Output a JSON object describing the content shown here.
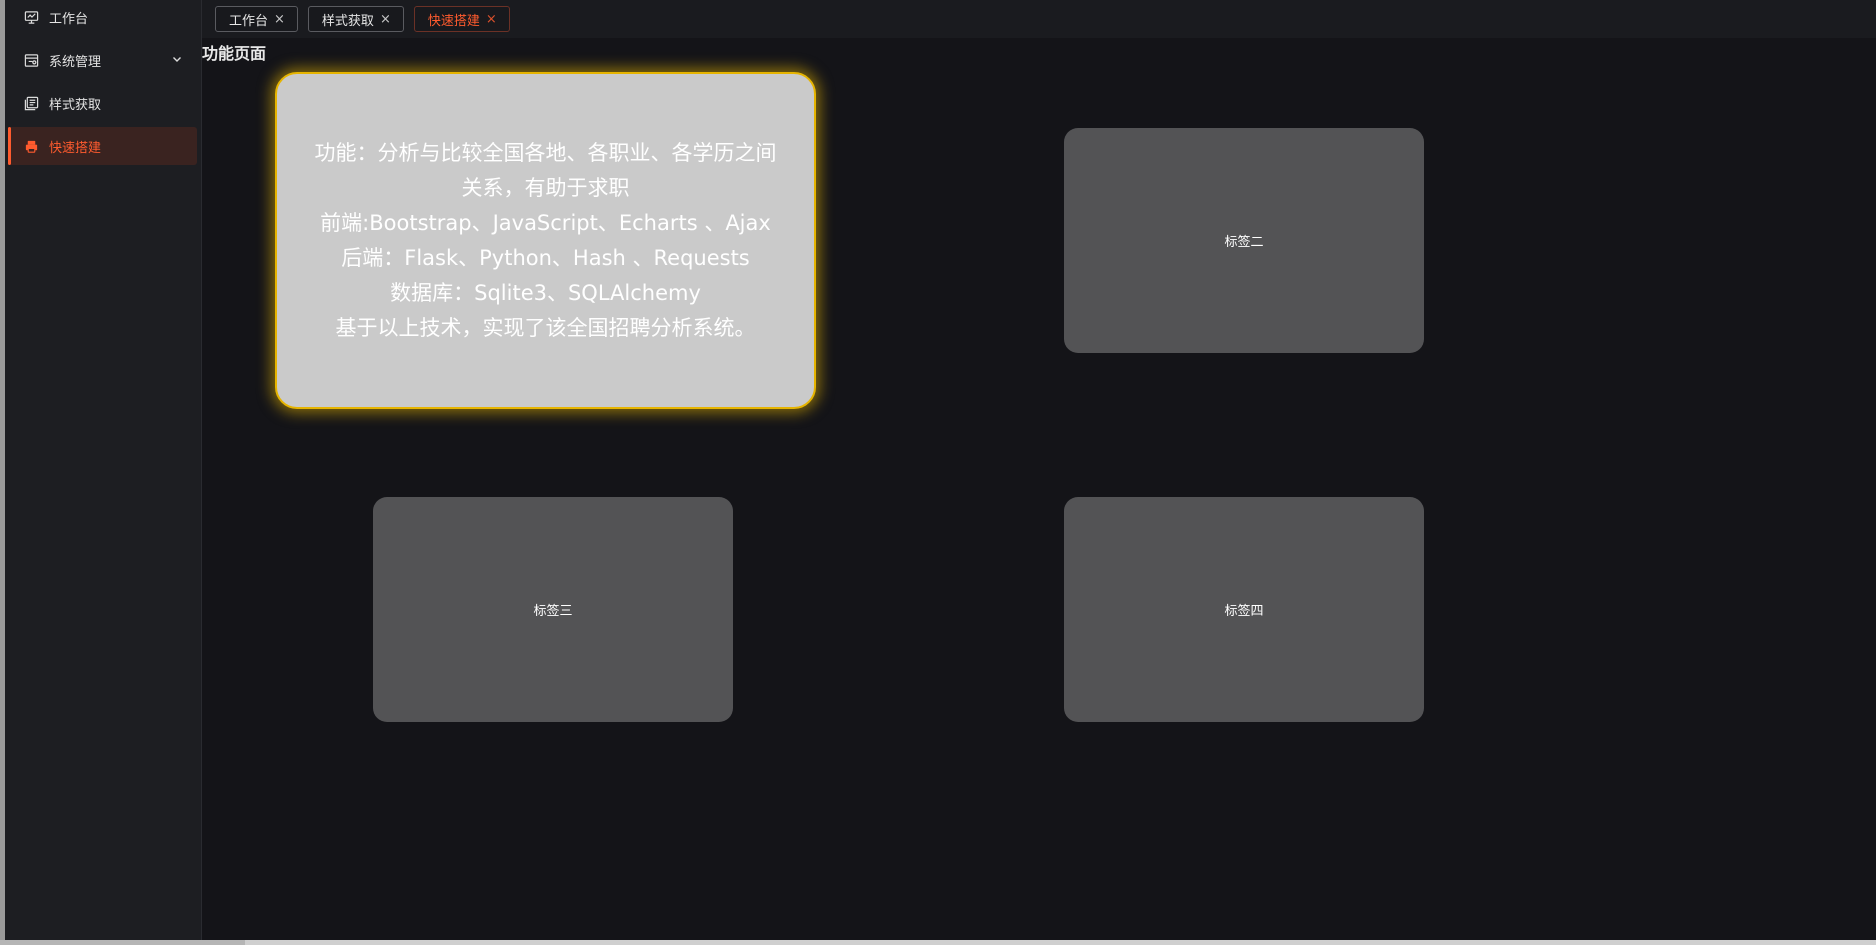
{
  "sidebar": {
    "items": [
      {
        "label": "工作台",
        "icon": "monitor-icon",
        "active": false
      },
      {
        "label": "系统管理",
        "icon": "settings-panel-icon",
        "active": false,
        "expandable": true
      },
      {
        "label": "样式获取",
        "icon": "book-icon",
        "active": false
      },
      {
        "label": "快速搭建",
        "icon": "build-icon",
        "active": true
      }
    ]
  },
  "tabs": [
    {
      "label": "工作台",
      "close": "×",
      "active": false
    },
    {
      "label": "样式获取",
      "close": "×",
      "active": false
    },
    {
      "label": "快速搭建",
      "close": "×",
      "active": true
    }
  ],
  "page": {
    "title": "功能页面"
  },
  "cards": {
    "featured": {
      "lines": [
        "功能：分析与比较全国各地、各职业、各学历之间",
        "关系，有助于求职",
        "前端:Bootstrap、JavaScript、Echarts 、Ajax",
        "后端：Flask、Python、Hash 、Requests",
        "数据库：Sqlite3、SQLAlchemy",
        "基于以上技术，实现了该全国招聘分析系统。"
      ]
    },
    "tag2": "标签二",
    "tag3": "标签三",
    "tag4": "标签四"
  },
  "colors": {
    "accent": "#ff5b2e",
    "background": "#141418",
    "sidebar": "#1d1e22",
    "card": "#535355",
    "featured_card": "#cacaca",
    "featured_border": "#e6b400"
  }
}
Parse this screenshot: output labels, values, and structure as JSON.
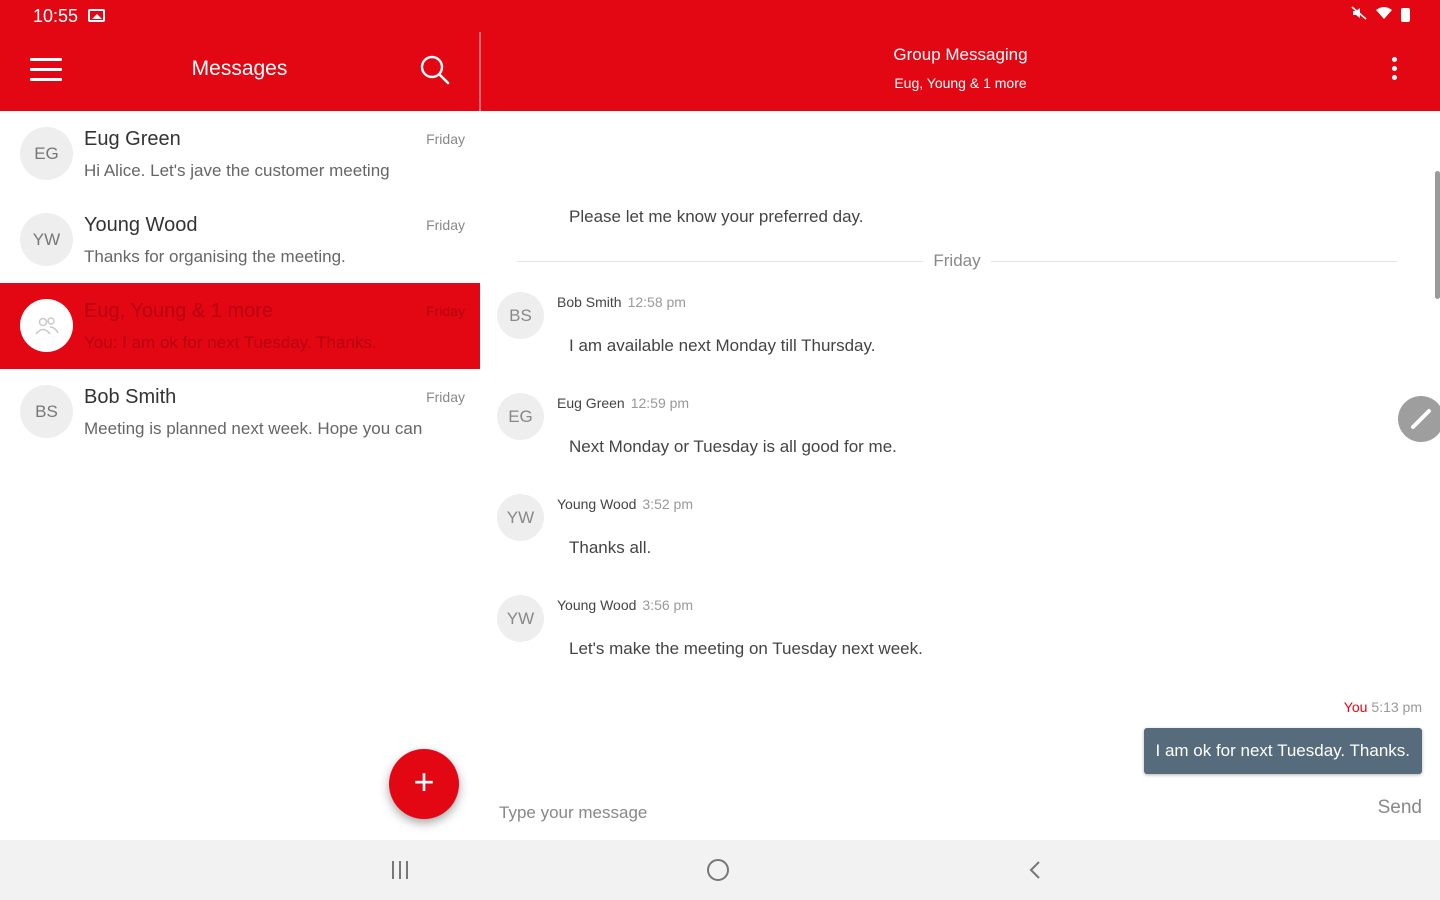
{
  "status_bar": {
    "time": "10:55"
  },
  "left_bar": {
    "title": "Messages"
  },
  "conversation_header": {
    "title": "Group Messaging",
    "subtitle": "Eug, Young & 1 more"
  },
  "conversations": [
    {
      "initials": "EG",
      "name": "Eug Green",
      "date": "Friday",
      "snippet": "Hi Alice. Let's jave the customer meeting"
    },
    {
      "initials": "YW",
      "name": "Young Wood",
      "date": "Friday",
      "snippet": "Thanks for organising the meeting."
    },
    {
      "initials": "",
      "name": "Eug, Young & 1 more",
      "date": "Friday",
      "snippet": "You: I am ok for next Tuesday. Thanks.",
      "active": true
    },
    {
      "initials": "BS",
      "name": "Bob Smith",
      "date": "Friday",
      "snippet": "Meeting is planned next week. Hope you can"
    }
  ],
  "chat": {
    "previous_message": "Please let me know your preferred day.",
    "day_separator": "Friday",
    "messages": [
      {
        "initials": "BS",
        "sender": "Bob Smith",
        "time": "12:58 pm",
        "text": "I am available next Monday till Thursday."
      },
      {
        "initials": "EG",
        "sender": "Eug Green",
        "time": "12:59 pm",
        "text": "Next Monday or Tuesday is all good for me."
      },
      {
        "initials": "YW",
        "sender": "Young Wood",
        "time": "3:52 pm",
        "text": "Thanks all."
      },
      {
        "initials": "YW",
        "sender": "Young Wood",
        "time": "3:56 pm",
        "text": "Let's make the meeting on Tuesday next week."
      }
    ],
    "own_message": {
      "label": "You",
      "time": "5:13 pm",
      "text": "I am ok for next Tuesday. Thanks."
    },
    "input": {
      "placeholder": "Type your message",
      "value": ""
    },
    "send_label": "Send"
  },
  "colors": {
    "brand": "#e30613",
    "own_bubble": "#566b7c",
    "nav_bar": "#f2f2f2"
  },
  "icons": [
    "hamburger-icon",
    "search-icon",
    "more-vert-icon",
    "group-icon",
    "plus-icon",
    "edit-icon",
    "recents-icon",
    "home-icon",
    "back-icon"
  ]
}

───

▸ STATED EXERCISE
Your task is to copy the entries in full and exactly, without any images.

▸ OUTPUT FOR THIS EXERCISE
Output a JSON object describing the content shown here.
{
  "sidebar": {
    "items": [
      {
        "label": "工作台",
        "icon": "monitor-icon",
        "active": false
      },
      {
        "label": "系统管理",
        "icon": "settings-panel-icon",
        "active": false,
        "expandable": true
      },
      {
        "label": "样式获取",
        "icon": "book-icon",
        "active": false
      },
      {
        "label": "快速搭建",
        "icon": "build-icon",
        "active": true
      }
    ]
  },
  "tabs": [
    {
      "label": "工作台",
      "close": "×",
      "active": false
    },
    {
      "label": "样式获取",
      "close": "×",
      "active": false
    },
    {
      "label": "快速搭建",
      "close": "×",
      "active": true
    }
  ],
  "page": {
    "title": "功能页面"
  },
  "cards": {
    "featured": {
      "lines": [
        "功能：分析与比较全国各地、各职业、各学历之间",
        "关系，有助于求职",
        "前端:Bootstrap、JavaScript、Echarts 、Ajax",
        "后端：Flask、Python、Hash 、Requests",
        "数据库：Sqlite3、SQLAlchemy",
        "基于以上技术，实现了该全国招聘分析系统。"
      ]
    },
    "tag2": "标签二",
    "tag3": "标签三",
    "tag4": "标签四"
  },
  "colors": {
    "accent": "#ff5b2e",
    "background": "#141418",
    "sidebar": "#1d1e22",
    "card": "#535355",
    "featured_card": "#cacaca",
    "featured_border": "#e6b400"
  }
}
Parse this screenshot: output labels, values, and structure as JSON.
{
  "status_bar": {
    "time": "10:55"
  },
  "left_bar": {
    "title": "Messages"
  },
  "conversation_header": {
    "title": "Group Messaging",
    "subtitle": "Eug, Young & 1 more"
  },
  "conversations": [
    {
      "initials": "EG",
      "name": "Eug Green",
      "date": "Friday",
      "snippet": "Hi Alice. Let's jave the customer meeting"
    },
    {
      "initials": "YW",
      "name": "Young Wood",
      "date": "Friday",
      "snippet": "Thanks for organising the meeting."
    },
    {
      "initials": "",
      "name": "Eug, Young & 1 more",
      "date": "Friday",
      "snippet": "You: I am ok for next Tuesday. Thanks.",
      "active": true
    },
    {
      "initials": "BS",
      "name": "Bob Smith",
      "date": "Friday",
      "snippet": "Meeting is planned next week. Hope you can"
    }
  ],
  "chat": {
    "previous_message": "Please let me know your preferred day.",
    "day_separator": "Friday",
    "messages": [
      {
        "initials": "BS",
        "sender": "Bob Smith",
        "time": "12:58 pm",
        "text": "I am available next Monday till Thursday."
      },
      {
        "initials": "EG",
        "sender": "Eug Green",
        "time": "12:59 pm",
        "text": "Next Monday or Tuesday is all good for me."
      },
      {
        "initials": "YW",
        "sender": "Young Wood",
        "time": "3:52 pm",
        "text": "Thanks all."
      },
      {
        "initials": "YW",
        "sender": "Young Wood",
        "time": "3:56 pm",
        "text": "Let's make the meeting on Tuesday next week."
      }
    ],
    "own_message": {
      "label": "You",
      "time": "5:13 pm",
      "text": "I am ok for next Tuesday. Thanks."
    },
    "input": {
      "placeholder": "Type your message",
      "value": ""
    },
    "send_label": "Send"
  },
  "colors": {
    "brand": "#e30613",
    "own_bubble": "#566b7c",
    "nav_bar": "#f2f2f2"
  },
  "icons": [
    "hamburger-icon",
    "search-icon",
    "more-vert-icon",
    "group-icon",
    "plus-icon",
    "edit-icon",
    "recents-icon",
    "home-icon",
    "back-icon"
  ]
}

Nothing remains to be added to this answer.